* Instructions to follow
Quote the listing below in its entirety, omitting every image.

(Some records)
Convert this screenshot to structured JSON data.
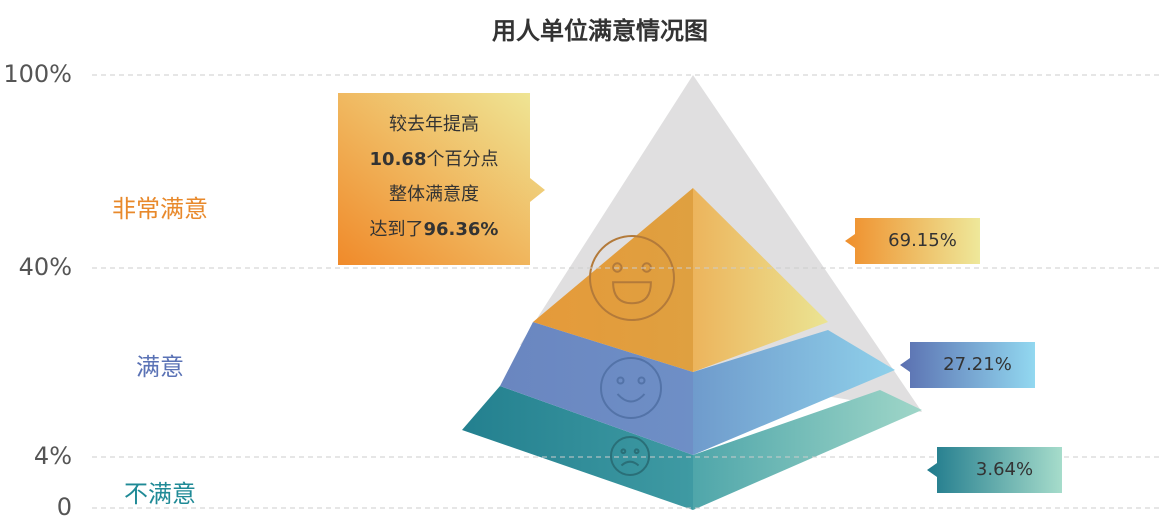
{
  "chart_data": {
    "type": "pyramid",
    "title": "用人单位满意情况图",
    "yticks": [
      {
        "value": 100,
        "label": "100%"
      },
      {
        "value": 40,
        "label": "40%"
      },
      {
        "value": 4,
        "label": "4%"
      },
      0
    ],
    "grid": true,
    "categories": [
      "非常满意",
      "满意",
      "不满意"
    ],
    "values": [
      69.15,
      27.21,
      3.64
    ],
    "value_labels": [
      "69.15%",
      "27.21%",
      "3.64%"
    ],
    "colors": [
      "#e8892b",
      "#5a72b5",
      "#1f8a96"
    ],
    "annotation": [
      [
        "较去年提高"
      ],
      [
        "10.68",
        "个百分点"
      ],
      [
        "整体满意度"
      ],
      [
        "达到了",
        "96.36%"
      ]
    ]
  }
}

* The result
Convert this screenshot to structured JSON data.
{
  "chart_data": {
    "type": "pyramid",
    "title": "用人单位满意情况图",
    "yticks": [
      {
        "value": 100,
        "label": "100%"
      },
      {
        "value": 40,
        "label": "40%"
      },
      {
        "value": 4,
        "label": "4%"
      },
      0
    ],
    "grid": true,
    "categories": [
      "非常满意",
      "满意",
      "不满意"
    ],
    "values": [
      69.15,
      27.21,
      3.64
    ],
    "value_labels": [
      "69.15%",
      "27.21%",
      "3.64%"
    ],
    "colors": [
      "#e8892b",
      "#5a72b5",
      "#1f8a96"
    ],
    "annotation": [
      [
        "较去年提高"
      ],
      [
        "10.68",
        "个百分点"
      ],
      [
        "整体满意度"
      ],
      [
        "达到了",
        "96.36%"
      ]
    ]
  }
}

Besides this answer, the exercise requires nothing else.